'''

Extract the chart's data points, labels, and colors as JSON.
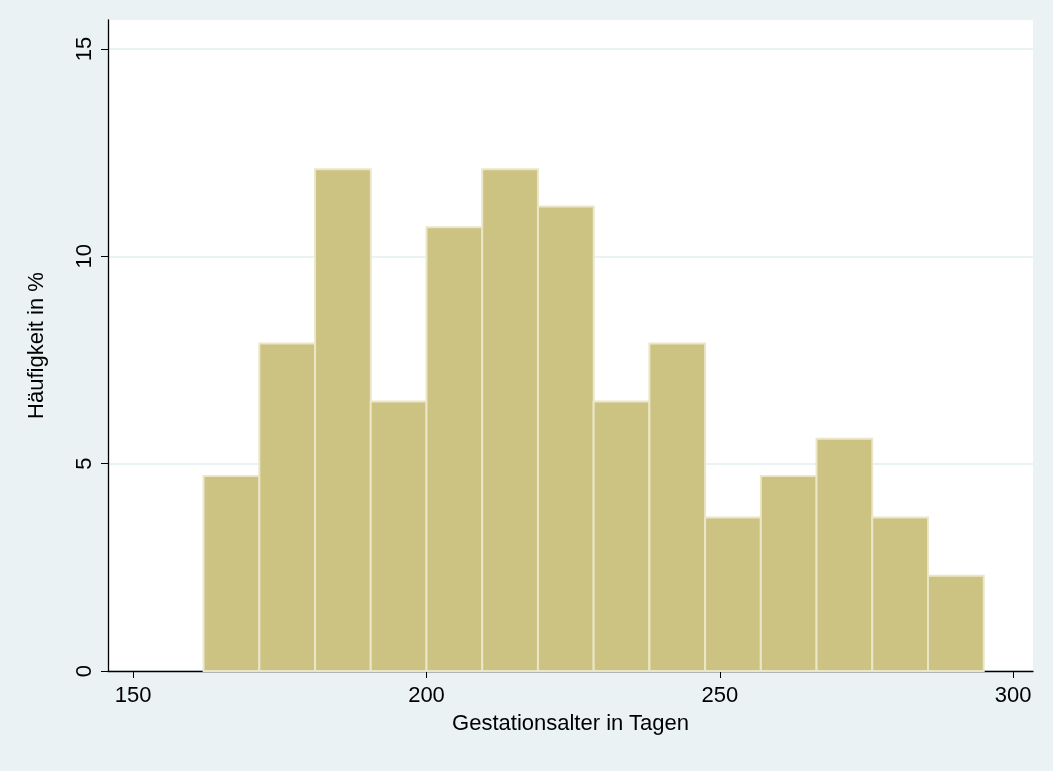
{
  "chart_data": {
    "type": "histogram",
    "xlabel": "Gestationsalter in Tagen",
    "ylabel": "Häufigkeit in %",
    "bins": [
      162,
      171.5,
      181,
      190.5,
      200,
      209.5,
      219,
      228.5,
      238,
      247.5,
      257,
      266.5,
      276,
      285.5,
      295
    ],
    "values": [
      4.7,
      7.9,
      12.1,
      6.5,
      10.7,
      12.1,
      11.2,
      6.5,
      7.9,
      3.7,
      4.7,
      5.6,
      3.7,
      2.3
    ],
    "color": "#ccc282",
    "xlim": [
      145.7,
      303.4
    ],
    "xticks": [
      150,
      200,
      250,
      300
    ],
    "ylim": [
      0,
      15.7
    ],
    "yticks": [
      0,
      5,
      10,
      15
    ],
    "grid": "y"
  }
}
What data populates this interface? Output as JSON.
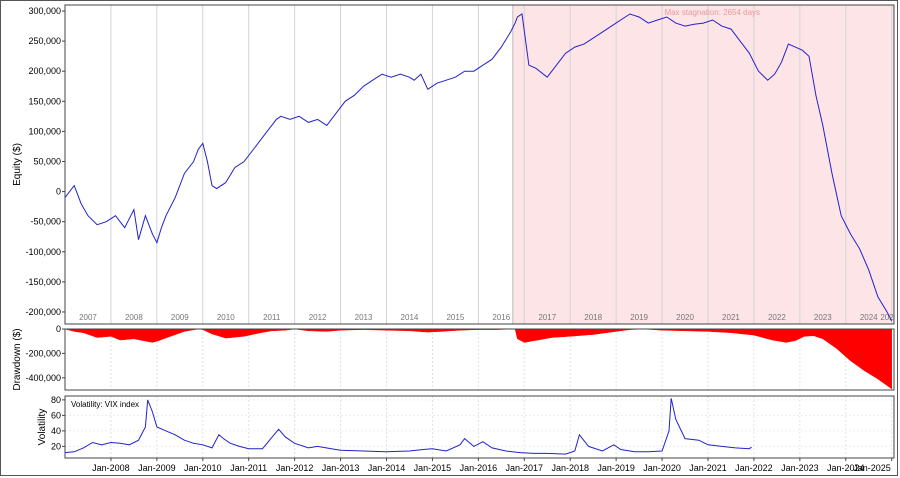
{
  "chart_data": [
    {
      "type": "line",
      "panel": "equity",
      "ylabel": "Equity ($)",
      "ylim": [
        -220000,
        310000
      ],
      "yticks": [
        300000,
        250000,
        200000,
        150000,
        100000,
        50000,
        0,
        -50000,
        -100000,
        -150000,
        -200000
      ],
      "ytick_labels": [
        "300,000",
        "250,000",
        "200,000",
        "150,000",
        "100,000",
        "50,000",
        "0",
        "-50,000",
        "-100,000",
        "-150,000",
        "-200,000"
      ],
      "year_labels": [
        "2007",
        "2008",
        "2009",
        "2010",
        "2011",
        "2012",
        "2013",
        "2014",
        "2015",
        "2016",
        "2017",
        "2018",
        "2019",
        "2020",
        "2021",
        "2022",
        "2023",
        "2024",
        "202"
      ],
      "annotation": "Max stagnation: 2654 days",
      "stagnation_range": [
        2016.75,
        2025.0
      ],
      "line_color": "#2222cc",
      "shade_color": "#fde4e7",
      "x": [
        2007.0,
        2007.2,
        2007.35,
        2007.5,
        2007.7,
        2007.9,
        2008.1,
        2008.3,
        2008.5,
        2008.6,
        2008.75,
        2008.9,
        2009.0,
        2009.1,
        2009.2,
        2009.4,
        2009.6,
        2009.8,
        2009.9,
        2010.0,
        2010.1,
        2010.2,
        2010.3,
        2010.5,
        2010.7,
        2010.9,
        2011.1,
        2011.3,
        2011.5,
        2011.6,
        2011.7,
        2011.9,
        2012.1,
        2012.3,
        2012.5,
        2012.7,
        2012.9,
        2013.1,
        2013.3,
        2013.5,
        2013.7,
        2013.9,
        2014.1,
        2014.3,
        2014.5,
        2014.6,
        2014.75,
        2014.9,
        2015.1,
        2015.3,
        2015.5,
        2015.7,
        2015.9,
        2016.1,
        2016.3,
        2016.5,
        2016.7,
        2016.8,
        2016.85,
        2016.95,
        2017.1,
        2017.25,
        2017.5,
        2017.7,
        2017.9,
        2018.1,
        2018.3,
        2018.5,
        2018.7,
        2018.9,
        2019.1,
        2019.3,
        2019.5,
        2019.7,
        2019.9,
        2020.1,
        2020.3,
        2020.5,
        2020.7,
        2020.9,
        2021.1,
        2021.3,
        2021.5,
        2021.7,
        2021.9,
        2022.1,
        2022.3,
        2022.45,
        2022.6,
        2022.75,
        2022.9,
        2023.05,
        2023.2,
        2023.35,
        2023.5,
        2023.7,
        2023.9,
        2024.1,
        2024.3,
        2024.5,
        2024.7,
        2024.9,
        2025.0
      ],
      "y": [
        -10000,
        10000,
        -20000,
        -40000,
        -55000,
        -50000,
        -40000,
        -60000,
        -30000,
        -80000,
        -40000,
        -70000,
        -85000,
        -60000,
        -40000,
        -10000,
        30000,
        50000,
        70000,
        80000,
        50000,
        10000,
        5000,
        15000,
        40000,
        50000,
        70000,
        90000,
        110000,
        120000,
        125000,
        120000,
        125000,
        115000,
        120000,
        110000,
        130000,
        150000,
        160000,
        175000,
        185000,
        195000,
        190000,
        195000,
        190000,
        185000,
        195000,
        170000,
        180000,
        185000,
        190000,
        200000,
        200000,
        210000,
        220000,
        240000,
        265000,
        280000,
        290000,
        295000,
        210000,
        205000,
        190000,
        210000,
        230000,
        240000,
        245000,
        255000,
        265000,
        275000,
        285000,
        295000,
        290000,
        280000,
        285000,
        290000,
        280000,
        275000,
        278000,
        280000,
        285000,
        275000,
        270000,
        250000,
        230000,
        200000,
        185000,
        195000,
        215000,
        245000,
        240000,
        235000,
        225000,
        160000,
        110000,
        30000,
        -40000,
        -70000,
        -95000,
        -130000,
        -175000,
        -200000,
        -215000
      ]
    },
    {
      "type": "area",
      "panel": "drawdown",
      "ylabel": "Drawdown ($)",
      "ylim": [
        -500000,
        0
      ],
      "yticks": [
        0,
        -200000,
        -400000
      ],
      "ytick_labels": [
        "0",
        "-200,000",
        "-400,000"
      ],
      "fill_color": "#ff0000",
      "x": [
        2007.0,
        2007.2,
        2007.4,
        2007.7,
        2008.0,
        2008.2,
        2008.5,
        2008.9,
        2009.0,
        2009.3,
        2009.6,
        2009.9,
        2010.0,
        2010.2,
        2010.5,
        2010.9,
        2011.2,
        2011.5,
        2011.8,
        2012.0,
        2012.3,
        2012.7,
        2013.0,
        2013.5,
        2014.0,
        2014.5,
        2014.9,
        2015.2,
        2015.6,
        2016.0,
        2016.4,
        2016.8,
        2016.85,
        2017.0,
        2017.3,
        2017.6,
        2018.0,
        2018.5,
        2019.0,
        2019.3,
        2019.6,
        2020.0,
        2020.5,
        2021.0,
        2021.5,
        2022.0,
        2022.4,
        2022.7,
        2022.9,
        2023.1,
        2023.3,
        2023.5,
        2023.8,
        2024.1,
        2024.4,
        2024.7,
        2025.0
      ],
      "y": [
        0,
        -20000,
        -30000,
        -70000,
        -60000,
        -90000,
        -80000,
        -110000,
        -100000,
        -60000,
        -20000,
        0,
        -5000,
        -40000,
        -75000,
        -60000,
        -35000,
        -15000,
        -10000,
        0,
        -15000,
        -20000,
        -10000,
        -5000,
        -10000,
        -15000,
        -25000,
        -20000,
        -10000,
        -5000,
        -5000,
        0,
        -80000,
        -110000,
        -90000,
        -70000,
        -60000,
        -45000,
        -20000,
        -5000,
        0,
        -10000,
        -15000,
        -20000,
        -30000,
        -50000,
        -90000,
        -110000,
        -95000,
        -60000,
        -55000,
        -80000,
        -160000,
        -260000,
        -340000,
        -410000,
        -490000
      ]
    },
    {
      "type": "line",
      "panel": "volatility",
      "title": "Volatility: VIX index",
      "ylabel": "Volatility",
      "ylim": [
        5,
        85
      ],
      "yticks": [
        80,
        60,
        40,
        20
      ],
      "ytick_labels": [
        "80",
        "60",
        "40",
        "20"
      ],
      "xtick_labels": [
        "Jan-2008",
        "Jan-2009",
        "Jan-2010",
        "Jan-2011",
        "Jan-2012",
        "Jan-2013",
        "Jan-2014",
        "Jan-2015",
        "Jan-2016",
        "Jan-2017",
        "Jan-2018",
        "Jan-2019",
        "Jan-2020",
        "Jan-2021",
        "Jan-2022",
        "Jan-2023",
        "Jan-2024",
        "Jan-2025"
      ],
      "xtick_positions": [
        2008.0,
        2009.0,
        2010.0,
        2011.0,
        2012.0,
        2013.0,
        2014.0,
        2015.0,
        2016.0,
        2017.0,
        2018.0,
        2019.0,
        2020.0,
        2021.0,
        2022.0,
        2023.0,
        2024.0,
        2025.0
      ],
      "line_color": "#2222cc",
      "x": [
        2007.0,
        2007.2,
        2007.4,
        2007.6,
        2007.8,
        2008.0,
        2008.2,
        2008.4,
        2008.6,
        2008.75,
        2008.8,
        2008.9,
        2009.0,
        2009.2,
        2009.4,
        2009.6,
        2009.8,
        2010.0,
        2010.2,
        2010.35,
        2010.45,
        2010.6,
        2010.8,
        2011.0,
        2011.3,
        2011.55,
        2011.65,
        2011.8,
        2012.0,
        2012.3,
        2012.5,
        2012.8,
        2013.0,
        2013.5,
        2014.0,
        2014.5,
        2014.8,
        2015.0,
        2015.3,
        2015.6,
        2015.7,
        2015.9,
        2016.1,
        2016.3,
        2016.6,
        2016.9,
        2017.2,
        2017.5,
        2017.9,
        2018.1,
        2018.2,
        2018.4,
        2018.7,
        2018.95,
        2019.1,
        2019.4,
        2019.7,
        2020.0,
        2020.15,
        2020.2,
        2020.3,
        2020.5,
        2020.8,
        2021.0,
        2021.3,
        2021.6,
        2021.9,
        2021.95
      ],
      "y": [
        12,
        13,
        18,
        25,
        22,
        25,
        24,
        22,
        28,
        45,
        80,
        65,
        45,
        40,
        35,
        28,
        24,
        22,
        18,
        35,
        30,
        24,
        20,
        17,
        17,
        35,
        42,
        32,
        24,
        18,
        20,
        17,
        15,
        14,
        13,
        14,
        16,
        17,
        14,
        22,
        30,
        20,
        26,
        18,
        14,
        12,
        11,
        11,
        10,
        14,
        35,
        20,
        14,
        22,
        16,
        13,
        13,
        14,
        40,
        82,
        55,
        30,
        28,
        22,
        20,
        18,
        17,
        19
      ]
    }
  ]
}
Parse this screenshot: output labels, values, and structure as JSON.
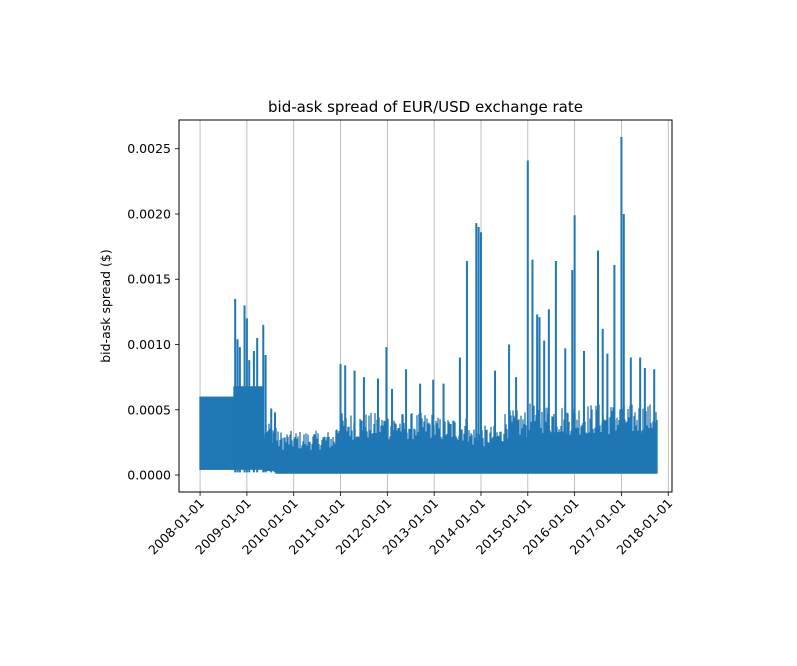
{
  "chart_data": {
    "type": "area",
    "title": "bid-ask spread of EUR/USD exchange rate",
    "xlabel": "",
    "ylabel": "bid-ask spread ($)",
    "grid": "vertical",
    "x_ticks": [
      "2008-01-01",
      "2009-01-01",
      "2010-01-01",
      "2011-01-01",
      "2012-01-01",
      "2013-01-01",
      "2014-01-01",
      "2015-01-01",
      "2016-01-01",
      "2017-01-01",
      "2018-01-01"
    ],
    "y_ticks": [
      "0.0000",
      "0.0005",
      "0.0010",
      "0.0015",
      "0.0020",
      "0.0025"
    ],
    "xlim": [
      2007.55,
      2018.08
    ],
    "ylim": [
      -0.00013,
      0.00272
    ],
    "x_range": [
      2008.0,
      2017.75
    ],
    "color": "#1f77b4",
    "series": [
      {
        "name": "bid-ask spread",
        "segments": [
          {
            "x": [
              2008.0,
              2008.72
            ],
            "low": 4e-05,
            "high": 0.0006
          },
          {
            "x": [
              2008.72,
              2009.35
            ],
            "low": 4e-05,
            "high": 0.00068
          },
          {
            "x": [
              2009.35,
              2009.62
            ],
            "low": 3e-05,
            "high": 0.00042
          },
          {
            "x": [
              2009.62,
              2010.9
            ],
            "low": 1e-05,
            "high": 0.00034
          },
          {
            "x": [
              2010.9,
              2013.0
            ],
            "low": 1e-05,
            "high": 0.00048
          },
          {
            "x": [
              2013.0,
              2013.7
            ],
            "low": 1e-05,
            "high": 0.00045
          },
          {
            "x": [
              2013.7,
              2014.5
            ],
            "low": 1e-05,
            "high": 0.00038
          },
          {
            "x": [
              2014.5,
              2015.0
            ],
            "low": 1e-05,
            "high": 0.0005
          },
          {
            "x": [
              2015.0,
              2017.75
            ],
            "low": 1e-05,
            "high": 0.00055
          }
        ],
        "spikes": [
          {
            "x": 2008.75,
            "y": 0.00135
          },
          {
            "x": 2008.8,
            "y": 0.00104
          },
          {
            "x": 2008.85,
            "y": 0.00098
          },
          {
            "x": 2008.95,
            "y": 0.0013
          },
          {
            "x": 2009.0,
            "y": 0.0012
          },
          {
            "x": 2009.05,
            "y": 0.00088
          },
          {
            "x": 2009.15,
            "y": 0.00095
          },
          {
            "x": 2009.22,
            "y": 0.00105
          },
          {
            "x": 2009.35,
            "y": 0.00115
          },
          {
            "x": 2009.4,
            "y": 0.00092
          },
          {
            "x": 2009.52,
            "y": 0.00051
          },
          {
            "x": 2009.6,
            "y": 0.00048
          },
          {
            "x": 2011.0,
            "y": 0.00085
          },
          {
            "x": 2011.1,
            "y": 0.00084
          },
          {
            "x": 2011.3,
            "y": 0.0008
          },
          {
            "x": 2011.5,
            "y": 0.00075
          },
          {
            "x": 2011.8,
            "y": 0.00074
          },
          {
            "x": 2011.98,
            "y": 0.00098
          },
          {
            "x": 2012.1,
            "y": 0.00066
          },
          {
            "x": 2012.4,
            "y": 0.00081
          },
          {
            "x": 2012.7,
            "y": 0.0007
          },
          {
            "x": 2012.98,
            "y": 0.00073
          },
          {
            "x": 2013.2,
            "y": 0.0007
          },
          {
            "x": 2013.55,
            "y": 0.0009
          },
          {
            "x": 2013.7,
            "y": 0.00164
          },
          {
            "x": 2013.9,
            "y": 0.00193
          },
          {
            "x": 2013.95,
            "y": 0.0019
          },
          {
            "x": 2014.0,
            "y": 0.00186
          },
          {
            "x": 2014.3,
            "y": 0.0008
          },
          {
            "x": 2014.6,
            "y": 0.001
          },
          {
            "x": 2014.75,
            "y": 0.00075
          },
          {
            "x": 2015.0,
            "y": 0.00241
          },
          {
            "x": 2015.1,
            "y": 0.00165
          },
          {
            "x": 2015.2,
            "y": 0.00123
          },
          {
            "x": 2015.25,
            "y": 0.00121
          },
          {
            "x": 2015.35,
            "y": 0.00103
          },
          {
            "x": 2015.45,
            "y": 0.00127
          },
          {
            "x": 2015.6,
            "y": 0.00164
          },
          {
            "x": 2015.8,
            "y": 0.00097
          },
          {
            "x": 2015.95,
            "y": 0.00157
          },
          {
            "x": 2016.0,
            "y": 0.00199
          },
          {
            "x": 2016.2,
            "y": 0.00095
          },
          {
            "x": 2016.5,
            "y": 0.00172
          },
          {
            "x": 2016.6,
            "y": 0.00112
          },
          {
            "x": 2016.7,
            "y": 0.00093
          },
          {
            "x": 2016.85,
            "y": 0.00161
          },
          {
            "x": 2017.0,
            "y": 0.00259
          },
          {
            "x": 2017.05,
            "y": 0.002
          },
          {
            "x": 2017.2,
            "y": 0.0009
          },
          {
            "x": 2017.4,
            "y": 0.0009
          },
          {
            "x": 2017.5,
            "y": 0.00082
          },
          {
            "x": 2017.7,
            "y": 0.00081
          }
        ]
      }
    ]
  }
}
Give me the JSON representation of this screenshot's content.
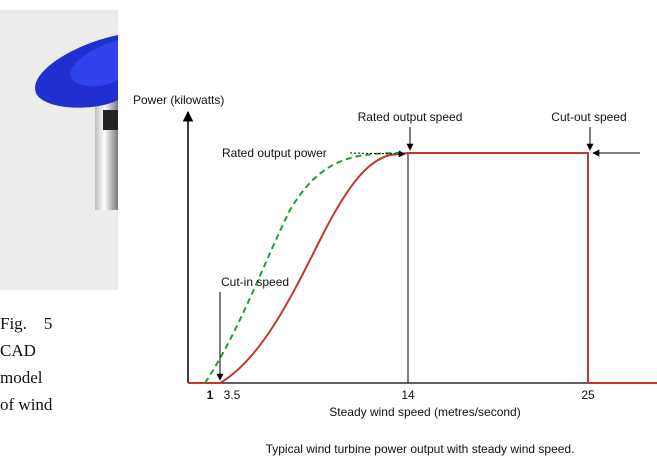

'''

Your goal =
Lines containing the word "xlabel" must all be returned from the material above.

Response to the exercise =
    "xlabel": "Gestationsalter in Tagen",
    "xlabel": "",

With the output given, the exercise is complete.